Using the listing below, report all lines holding the word "datuak".

(Data items)
>> START
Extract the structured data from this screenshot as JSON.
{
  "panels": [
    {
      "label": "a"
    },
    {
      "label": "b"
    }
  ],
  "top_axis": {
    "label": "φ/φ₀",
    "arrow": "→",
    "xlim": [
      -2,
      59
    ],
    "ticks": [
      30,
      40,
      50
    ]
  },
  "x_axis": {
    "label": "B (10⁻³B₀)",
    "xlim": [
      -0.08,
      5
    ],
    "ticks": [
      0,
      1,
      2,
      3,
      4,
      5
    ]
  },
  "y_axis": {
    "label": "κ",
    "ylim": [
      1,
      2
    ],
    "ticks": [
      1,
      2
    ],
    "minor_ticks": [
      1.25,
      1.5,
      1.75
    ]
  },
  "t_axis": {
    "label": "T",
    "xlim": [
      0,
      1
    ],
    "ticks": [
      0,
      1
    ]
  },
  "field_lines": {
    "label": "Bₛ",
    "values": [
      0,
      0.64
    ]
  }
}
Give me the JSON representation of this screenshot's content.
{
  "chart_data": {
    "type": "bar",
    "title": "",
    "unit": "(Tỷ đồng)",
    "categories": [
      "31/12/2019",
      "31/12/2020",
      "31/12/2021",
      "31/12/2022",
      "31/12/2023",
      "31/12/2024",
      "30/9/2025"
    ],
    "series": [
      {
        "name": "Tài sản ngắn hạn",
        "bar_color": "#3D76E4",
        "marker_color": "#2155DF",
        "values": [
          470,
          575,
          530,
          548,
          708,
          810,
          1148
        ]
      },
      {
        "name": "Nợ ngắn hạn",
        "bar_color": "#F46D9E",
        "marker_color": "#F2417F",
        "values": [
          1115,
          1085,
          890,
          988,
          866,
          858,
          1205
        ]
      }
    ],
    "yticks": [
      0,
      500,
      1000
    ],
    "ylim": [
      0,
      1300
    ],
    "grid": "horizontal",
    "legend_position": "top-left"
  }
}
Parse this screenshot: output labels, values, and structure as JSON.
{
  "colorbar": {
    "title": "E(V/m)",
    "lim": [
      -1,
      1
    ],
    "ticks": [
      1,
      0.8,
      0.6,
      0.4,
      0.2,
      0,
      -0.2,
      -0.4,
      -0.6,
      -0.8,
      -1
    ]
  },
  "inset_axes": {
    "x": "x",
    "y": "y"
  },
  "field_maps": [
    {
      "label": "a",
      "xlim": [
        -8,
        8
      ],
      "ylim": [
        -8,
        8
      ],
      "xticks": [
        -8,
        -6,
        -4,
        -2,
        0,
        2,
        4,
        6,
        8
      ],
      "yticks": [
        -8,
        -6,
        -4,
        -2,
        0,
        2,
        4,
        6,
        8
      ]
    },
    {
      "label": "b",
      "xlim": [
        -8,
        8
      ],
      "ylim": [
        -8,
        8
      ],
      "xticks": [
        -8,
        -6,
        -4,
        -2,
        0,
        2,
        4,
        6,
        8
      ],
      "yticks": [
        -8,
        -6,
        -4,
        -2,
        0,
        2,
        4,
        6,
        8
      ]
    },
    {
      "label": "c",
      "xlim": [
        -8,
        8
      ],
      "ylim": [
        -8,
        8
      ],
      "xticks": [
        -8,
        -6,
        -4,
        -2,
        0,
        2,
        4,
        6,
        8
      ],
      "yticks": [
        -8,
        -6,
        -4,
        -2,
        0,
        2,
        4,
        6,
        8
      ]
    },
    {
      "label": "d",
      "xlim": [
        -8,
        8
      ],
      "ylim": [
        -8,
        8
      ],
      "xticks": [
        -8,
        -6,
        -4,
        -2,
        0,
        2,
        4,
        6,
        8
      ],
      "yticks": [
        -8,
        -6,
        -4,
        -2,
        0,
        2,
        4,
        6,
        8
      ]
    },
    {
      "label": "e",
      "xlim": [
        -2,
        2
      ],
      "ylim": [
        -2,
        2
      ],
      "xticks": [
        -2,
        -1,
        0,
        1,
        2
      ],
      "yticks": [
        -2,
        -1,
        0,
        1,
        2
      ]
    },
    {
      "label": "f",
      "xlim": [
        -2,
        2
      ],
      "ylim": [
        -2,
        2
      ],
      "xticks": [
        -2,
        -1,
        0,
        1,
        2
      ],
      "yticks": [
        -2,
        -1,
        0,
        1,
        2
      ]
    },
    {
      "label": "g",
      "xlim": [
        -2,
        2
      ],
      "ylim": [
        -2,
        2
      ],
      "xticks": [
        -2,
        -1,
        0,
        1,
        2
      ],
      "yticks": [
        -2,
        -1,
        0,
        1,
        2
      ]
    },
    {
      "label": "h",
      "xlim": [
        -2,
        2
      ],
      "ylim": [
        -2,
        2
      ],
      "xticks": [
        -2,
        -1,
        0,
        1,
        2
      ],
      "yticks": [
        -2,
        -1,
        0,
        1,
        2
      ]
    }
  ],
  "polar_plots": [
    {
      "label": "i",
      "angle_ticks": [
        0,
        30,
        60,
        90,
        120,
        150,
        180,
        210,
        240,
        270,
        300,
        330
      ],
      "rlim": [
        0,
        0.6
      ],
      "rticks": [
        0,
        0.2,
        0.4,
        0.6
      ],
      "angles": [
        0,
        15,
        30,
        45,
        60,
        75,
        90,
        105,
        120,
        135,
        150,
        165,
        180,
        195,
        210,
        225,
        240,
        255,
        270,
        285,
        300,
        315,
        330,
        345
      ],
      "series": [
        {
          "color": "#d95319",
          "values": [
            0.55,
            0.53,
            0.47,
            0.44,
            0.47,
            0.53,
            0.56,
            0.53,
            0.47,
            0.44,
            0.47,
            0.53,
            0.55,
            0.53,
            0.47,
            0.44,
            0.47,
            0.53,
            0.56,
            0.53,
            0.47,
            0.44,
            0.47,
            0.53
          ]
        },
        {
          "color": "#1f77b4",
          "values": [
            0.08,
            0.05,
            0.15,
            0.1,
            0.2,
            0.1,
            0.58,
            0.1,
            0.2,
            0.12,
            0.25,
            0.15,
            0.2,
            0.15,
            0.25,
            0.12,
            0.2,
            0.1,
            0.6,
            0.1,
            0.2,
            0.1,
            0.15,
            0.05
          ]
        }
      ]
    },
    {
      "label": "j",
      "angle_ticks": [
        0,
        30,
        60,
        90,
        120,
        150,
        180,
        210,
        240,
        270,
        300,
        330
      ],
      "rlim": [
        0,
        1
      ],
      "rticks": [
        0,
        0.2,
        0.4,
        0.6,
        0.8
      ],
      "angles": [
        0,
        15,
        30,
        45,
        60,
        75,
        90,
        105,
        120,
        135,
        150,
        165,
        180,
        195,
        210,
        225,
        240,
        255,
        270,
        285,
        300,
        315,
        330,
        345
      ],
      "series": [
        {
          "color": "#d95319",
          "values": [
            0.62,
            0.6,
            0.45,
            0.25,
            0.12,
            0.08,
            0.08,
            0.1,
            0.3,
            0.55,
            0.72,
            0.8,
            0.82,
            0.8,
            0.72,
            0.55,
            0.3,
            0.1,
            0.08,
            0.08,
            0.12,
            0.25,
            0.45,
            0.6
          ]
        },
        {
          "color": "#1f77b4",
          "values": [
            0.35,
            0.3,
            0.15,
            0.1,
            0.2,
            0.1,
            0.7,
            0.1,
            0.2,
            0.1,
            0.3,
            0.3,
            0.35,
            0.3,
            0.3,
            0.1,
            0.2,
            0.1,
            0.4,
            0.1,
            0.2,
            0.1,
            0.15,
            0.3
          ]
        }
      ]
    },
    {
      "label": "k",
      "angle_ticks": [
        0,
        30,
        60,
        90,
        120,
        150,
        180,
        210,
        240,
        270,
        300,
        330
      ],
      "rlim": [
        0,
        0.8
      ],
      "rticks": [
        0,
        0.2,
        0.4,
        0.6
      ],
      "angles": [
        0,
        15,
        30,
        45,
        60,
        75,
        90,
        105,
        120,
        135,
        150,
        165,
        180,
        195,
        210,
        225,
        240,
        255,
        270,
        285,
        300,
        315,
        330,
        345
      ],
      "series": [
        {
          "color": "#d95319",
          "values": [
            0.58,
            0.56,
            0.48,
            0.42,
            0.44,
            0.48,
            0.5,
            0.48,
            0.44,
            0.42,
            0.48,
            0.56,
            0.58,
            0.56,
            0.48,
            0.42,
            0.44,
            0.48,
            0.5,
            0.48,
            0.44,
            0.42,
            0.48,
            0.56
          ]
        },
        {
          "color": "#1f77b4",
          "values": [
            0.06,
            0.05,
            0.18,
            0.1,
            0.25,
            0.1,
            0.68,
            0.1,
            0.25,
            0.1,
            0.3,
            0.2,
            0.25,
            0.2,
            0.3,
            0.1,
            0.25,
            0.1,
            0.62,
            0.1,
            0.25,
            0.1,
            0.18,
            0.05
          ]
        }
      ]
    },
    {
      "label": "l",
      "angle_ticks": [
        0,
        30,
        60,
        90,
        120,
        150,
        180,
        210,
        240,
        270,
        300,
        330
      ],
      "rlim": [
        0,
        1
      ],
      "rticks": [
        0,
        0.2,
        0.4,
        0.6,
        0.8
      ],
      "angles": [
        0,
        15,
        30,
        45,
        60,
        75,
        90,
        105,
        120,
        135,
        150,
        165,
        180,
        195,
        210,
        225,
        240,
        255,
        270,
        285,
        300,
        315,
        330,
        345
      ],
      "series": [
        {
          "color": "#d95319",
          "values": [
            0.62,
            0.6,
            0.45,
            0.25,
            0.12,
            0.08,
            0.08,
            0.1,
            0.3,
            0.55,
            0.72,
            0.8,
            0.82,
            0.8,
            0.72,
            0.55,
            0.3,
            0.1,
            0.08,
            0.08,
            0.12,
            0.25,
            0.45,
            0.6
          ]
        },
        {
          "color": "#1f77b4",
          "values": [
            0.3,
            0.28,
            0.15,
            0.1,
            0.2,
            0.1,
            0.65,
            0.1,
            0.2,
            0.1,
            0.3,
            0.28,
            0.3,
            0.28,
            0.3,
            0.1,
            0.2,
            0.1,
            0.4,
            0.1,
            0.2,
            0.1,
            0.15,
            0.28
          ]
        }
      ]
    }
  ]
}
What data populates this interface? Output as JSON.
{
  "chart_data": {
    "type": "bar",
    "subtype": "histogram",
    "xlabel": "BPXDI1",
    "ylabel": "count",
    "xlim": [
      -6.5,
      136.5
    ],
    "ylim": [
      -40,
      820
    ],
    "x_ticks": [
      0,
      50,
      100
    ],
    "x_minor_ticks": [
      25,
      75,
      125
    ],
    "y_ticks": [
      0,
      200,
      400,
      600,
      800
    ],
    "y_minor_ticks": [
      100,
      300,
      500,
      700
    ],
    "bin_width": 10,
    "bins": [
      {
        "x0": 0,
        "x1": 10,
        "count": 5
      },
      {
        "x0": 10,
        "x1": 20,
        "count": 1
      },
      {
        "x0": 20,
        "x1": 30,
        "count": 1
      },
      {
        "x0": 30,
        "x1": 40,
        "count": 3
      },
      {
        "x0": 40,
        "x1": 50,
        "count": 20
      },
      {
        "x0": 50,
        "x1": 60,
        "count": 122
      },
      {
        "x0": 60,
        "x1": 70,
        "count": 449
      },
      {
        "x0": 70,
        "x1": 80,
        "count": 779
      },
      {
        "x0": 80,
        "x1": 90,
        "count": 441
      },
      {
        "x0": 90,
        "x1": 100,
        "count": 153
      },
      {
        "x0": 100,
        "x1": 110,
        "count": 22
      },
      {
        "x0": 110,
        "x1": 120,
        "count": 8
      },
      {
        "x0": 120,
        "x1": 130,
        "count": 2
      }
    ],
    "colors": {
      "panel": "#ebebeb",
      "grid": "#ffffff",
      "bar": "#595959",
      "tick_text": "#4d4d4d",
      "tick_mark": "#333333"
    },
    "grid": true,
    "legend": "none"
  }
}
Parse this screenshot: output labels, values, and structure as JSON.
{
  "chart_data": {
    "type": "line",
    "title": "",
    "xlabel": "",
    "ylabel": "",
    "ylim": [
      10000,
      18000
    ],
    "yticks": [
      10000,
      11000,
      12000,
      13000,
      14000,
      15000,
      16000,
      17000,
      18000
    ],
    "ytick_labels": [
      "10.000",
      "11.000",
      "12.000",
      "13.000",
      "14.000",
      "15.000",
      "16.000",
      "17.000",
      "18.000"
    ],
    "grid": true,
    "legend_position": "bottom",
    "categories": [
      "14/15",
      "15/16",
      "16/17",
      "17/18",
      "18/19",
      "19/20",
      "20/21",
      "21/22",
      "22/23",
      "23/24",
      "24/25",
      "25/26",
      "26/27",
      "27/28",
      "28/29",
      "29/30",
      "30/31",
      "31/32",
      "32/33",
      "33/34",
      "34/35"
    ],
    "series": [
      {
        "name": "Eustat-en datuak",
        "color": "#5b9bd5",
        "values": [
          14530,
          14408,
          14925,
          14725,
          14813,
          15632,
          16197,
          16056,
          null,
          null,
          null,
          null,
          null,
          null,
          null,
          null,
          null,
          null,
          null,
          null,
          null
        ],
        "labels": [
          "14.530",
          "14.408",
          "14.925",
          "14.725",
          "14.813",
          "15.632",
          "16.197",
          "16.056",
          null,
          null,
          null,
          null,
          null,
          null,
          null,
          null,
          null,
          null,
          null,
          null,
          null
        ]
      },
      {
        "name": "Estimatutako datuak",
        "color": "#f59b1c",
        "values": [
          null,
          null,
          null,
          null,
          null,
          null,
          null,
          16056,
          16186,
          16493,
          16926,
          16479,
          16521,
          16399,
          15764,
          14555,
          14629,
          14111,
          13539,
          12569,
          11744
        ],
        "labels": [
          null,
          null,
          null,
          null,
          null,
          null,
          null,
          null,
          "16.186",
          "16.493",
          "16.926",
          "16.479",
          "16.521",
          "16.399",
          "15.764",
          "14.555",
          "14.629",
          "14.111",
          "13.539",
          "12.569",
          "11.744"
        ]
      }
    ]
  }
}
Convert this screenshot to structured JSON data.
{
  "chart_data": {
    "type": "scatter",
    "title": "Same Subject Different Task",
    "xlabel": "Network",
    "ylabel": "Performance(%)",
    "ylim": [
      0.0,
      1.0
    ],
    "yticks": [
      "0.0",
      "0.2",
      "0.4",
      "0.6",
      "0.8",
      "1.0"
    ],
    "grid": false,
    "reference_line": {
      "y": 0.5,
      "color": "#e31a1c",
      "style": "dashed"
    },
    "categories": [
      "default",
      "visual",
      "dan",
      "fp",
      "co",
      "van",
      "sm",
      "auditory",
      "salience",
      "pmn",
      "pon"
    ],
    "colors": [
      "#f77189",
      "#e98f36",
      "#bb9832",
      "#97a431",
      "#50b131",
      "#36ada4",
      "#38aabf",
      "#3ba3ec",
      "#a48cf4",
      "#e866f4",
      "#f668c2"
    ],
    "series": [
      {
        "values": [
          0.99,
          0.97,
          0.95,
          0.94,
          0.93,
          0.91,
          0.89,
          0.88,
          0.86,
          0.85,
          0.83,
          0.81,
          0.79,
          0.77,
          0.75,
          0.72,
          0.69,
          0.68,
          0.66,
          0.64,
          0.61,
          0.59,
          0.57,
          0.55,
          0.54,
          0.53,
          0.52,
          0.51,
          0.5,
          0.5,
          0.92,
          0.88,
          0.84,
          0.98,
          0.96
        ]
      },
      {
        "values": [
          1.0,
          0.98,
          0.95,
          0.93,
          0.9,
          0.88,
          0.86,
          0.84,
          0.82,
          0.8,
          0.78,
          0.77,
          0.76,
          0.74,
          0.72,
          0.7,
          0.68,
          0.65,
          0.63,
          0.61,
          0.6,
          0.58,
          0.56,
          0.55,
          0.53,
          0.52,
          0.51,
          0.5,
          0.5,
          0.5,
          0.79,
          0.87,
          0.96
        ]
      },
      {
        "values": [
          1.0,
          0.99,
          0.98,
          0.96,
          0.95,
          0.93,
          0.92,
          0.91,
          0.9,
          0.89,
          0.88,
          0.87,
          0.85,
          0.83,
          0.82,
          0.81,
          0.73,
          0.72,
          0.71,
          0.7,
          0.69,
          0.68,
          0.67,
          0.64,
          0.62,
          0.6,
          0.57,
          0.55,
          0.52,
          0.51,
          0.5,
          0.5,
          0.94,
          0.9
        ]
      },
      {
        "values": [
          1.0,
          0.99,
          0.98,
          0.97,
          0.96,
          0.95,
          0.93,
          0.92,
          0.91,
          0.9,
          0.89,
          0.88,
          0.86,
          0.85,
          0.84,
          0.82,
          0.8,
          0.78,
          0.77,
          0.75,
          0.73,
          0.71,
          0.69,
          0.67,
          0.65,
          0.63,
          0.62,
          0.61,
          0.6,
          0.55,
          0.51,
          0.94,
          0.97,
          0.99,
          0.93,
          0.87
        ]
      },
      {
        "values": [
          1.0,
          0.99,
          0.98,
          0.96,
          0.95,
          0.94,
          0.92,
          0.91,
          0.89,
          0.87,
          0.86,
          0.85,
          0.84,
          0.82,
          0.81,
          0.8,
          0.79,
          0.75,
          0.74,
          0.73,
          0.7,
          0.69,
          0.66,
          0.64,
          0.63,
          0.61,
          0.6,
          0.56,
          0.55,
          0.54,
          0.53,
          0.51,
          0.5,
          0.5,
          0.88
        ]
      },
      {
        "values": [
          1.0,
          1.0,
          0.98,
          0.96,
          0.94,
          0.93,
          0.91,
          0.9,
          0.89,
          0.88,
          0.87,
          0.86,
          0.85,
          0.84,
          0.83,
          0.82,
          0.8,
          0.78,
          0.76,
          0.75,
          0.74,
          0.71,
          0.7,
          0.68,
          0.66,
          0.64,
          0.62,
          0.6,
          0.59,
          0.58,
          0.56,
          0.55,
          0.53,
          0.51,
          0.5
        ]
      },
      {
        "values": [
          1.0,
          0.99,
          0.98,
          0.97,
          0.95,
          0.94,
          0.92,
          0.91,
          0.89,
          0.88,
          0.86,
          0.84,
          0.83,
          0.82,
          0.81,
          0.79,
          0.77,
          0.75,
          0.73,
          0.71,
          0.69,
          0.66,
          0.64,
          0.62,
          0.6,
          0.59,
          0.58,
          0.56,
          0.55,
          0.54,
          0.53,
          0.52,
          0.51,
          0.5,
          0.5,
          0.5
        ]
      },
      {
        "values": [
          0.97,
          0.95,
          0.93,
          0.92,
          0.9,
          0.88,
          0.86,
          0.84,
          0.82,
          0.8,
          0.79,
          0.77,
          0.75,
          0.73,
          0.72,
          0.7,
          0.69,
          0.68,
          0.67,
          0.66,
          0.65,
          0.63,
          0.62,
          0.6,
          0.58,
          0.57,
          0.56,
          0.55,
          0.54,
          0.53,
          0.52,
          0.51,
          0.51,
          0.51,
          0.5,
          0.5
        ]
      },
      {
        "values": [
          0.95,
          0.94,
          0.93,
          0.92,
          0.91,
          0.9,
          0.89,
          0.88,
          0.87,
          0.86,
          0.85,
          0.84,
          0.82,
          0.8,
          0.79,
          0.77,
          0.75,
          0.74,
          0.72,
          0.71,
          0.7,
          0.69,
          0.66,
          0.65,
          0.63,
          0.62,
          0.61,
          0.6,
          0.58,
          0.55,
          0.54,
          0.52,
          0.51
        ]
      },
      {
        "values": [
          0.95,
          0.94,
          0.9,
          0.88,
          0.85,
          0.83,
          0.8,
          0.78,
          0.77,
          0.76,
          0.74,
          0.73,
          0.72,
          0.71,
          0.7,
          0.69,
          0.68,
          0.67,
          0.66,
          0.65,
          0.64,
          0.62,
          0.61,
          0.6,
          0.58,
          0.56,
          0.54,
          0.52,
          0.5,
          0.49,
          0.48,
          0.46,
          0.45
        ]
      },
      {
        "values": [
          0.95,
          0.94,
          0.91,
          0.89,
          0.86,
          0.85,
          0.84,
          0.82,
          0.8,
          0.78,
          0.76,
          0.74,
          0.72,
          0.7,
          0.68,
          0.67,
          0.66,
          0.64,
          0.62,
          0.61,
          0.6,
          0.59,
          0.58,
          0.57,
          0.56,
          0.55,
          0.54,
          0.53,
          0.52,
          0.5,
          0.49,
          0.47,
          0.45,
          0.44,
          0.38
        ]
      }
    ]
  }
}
>> END
FINISHED EXERCISE:
        "name": "Eustat-en datuak",
        "name": "Estimatutako datuak",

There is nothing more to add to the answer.